Start of Data supplied

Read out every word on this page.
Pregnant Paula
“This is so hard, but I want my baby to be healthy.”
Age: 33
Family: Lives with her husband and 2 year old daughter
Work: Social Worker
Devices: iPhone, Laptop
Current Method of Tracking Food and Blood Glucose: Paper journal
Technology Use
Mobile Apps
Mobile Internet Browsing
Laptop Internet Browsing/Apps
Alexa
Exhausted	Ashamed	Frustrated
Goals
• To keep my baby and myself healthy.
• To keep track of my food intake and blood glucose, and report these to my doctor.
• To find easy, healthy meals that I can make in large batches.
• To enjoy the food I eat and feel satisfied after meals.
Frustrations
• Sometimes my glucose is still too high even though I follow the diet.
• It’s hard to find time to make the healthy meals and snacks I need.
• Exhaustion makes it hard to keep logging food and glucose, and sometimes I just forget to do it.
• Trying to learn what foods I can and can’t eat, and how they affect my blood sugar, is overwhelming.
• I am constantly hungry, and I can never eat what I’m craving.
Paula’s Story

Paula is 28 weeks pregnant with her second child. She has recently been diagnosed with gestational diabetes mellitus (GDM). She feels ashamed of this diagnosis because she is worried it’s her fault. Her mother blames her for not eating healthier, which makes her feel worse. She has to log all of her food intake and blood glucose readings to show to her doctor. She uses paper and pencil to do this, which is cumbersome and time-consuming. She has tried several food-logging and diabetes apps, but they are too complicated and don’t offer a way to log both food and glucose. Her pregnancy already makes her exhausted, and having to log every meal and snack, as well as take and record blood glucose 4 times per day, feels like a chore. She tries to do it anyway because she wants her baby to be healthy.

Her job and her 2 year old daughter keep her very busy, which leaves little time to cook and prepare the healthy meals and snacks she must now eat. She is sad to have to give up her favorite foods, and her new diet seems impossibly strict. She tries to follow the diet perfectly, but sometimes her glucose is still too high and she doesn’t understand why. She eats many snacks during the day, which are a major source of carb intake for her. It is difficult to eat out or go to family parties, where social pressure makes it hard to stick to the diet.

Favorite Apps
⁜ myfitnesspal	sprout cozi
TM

End of Data supplied

Repeat the records above exactly, leaving none out.

Answer to the problem
Read out every word on this page.
Pregnant Paula
“This is so hard, but I want my baby to be healthy.”
Age: 33
Family: Lives with her husband and 2 year old daughter
Work: Social Worker
Devices: iPhone, Laptop
Current Method of Tracking Food and Blood Glucose: Paper journal
Technology Use
Mobile Apps
Mobile Internet Browsing
Laptop Internet Browsing/Apps
Alexa
Exhausted	Ashamed	Frustrated
Goals
• To keep my baby and myself healthy.
• To keep track of my food intake and blood glucose, and report these to my doctor.
• To find easy, healthy meals that I can make in large batches.
• To enjoy the food I eat and feel satisfied after meals.
Frustrations
• Sometimes my glucose is still too high even though I follow the diet.
• It’s hard to find time to make the healthy meals and snacks I need.
• Exhaustion makes it hard to keep logging food and glucose, and sometimes I just forget to do it.
• Trying to learn what foods I can and can’t eat, and how they affect my blood sugar, is overwhelming.
• I am constantly hungry, and I can never eat what I’m craving.
Paula’s Story

Paula is 28 weeks pregnant with her second child. She has recently been diagnosed with gestational diabetes mellitus (GDM). She feels ashamed of this diagnosis because she is worried it’s her fault. Her mother blames her for not eating healthier, which makes her feel worse. She has to log all of her food intake and blood glucose readings to show to her doctor. She uses paper and pencil to do this, which is cumbersome and time-consuming. She has tried several food-logging and diabetes apps, but they are too complicated and don’t offer a way to log both food and glucose. Her pregnancy already makes her exhausted, and having to log every meal and snack, as well as take and record blood glucose 4 times per day, feels like a chore. She tries to do it anyway because she wants her baby to be healthy.

Her job and her 2 year old daughter keep her very busy, which leaves little time to cook and prepare the healthy meals and snacks she must now eat. She is sad to have to give up her favorite foods, and her new diet seems impossibly strict. She tries to follow the diet perfectly, but sometimes her glucose is still too high and she doesn’t understand why. She eats many snacks during the day, which are a major source of carb intake for her. It is difficult to eat out or go to family parties, where social pressure makes it hard to stick to the diet.

Favorite Apps
⁜ myfitnesspal	sprout cozi
TM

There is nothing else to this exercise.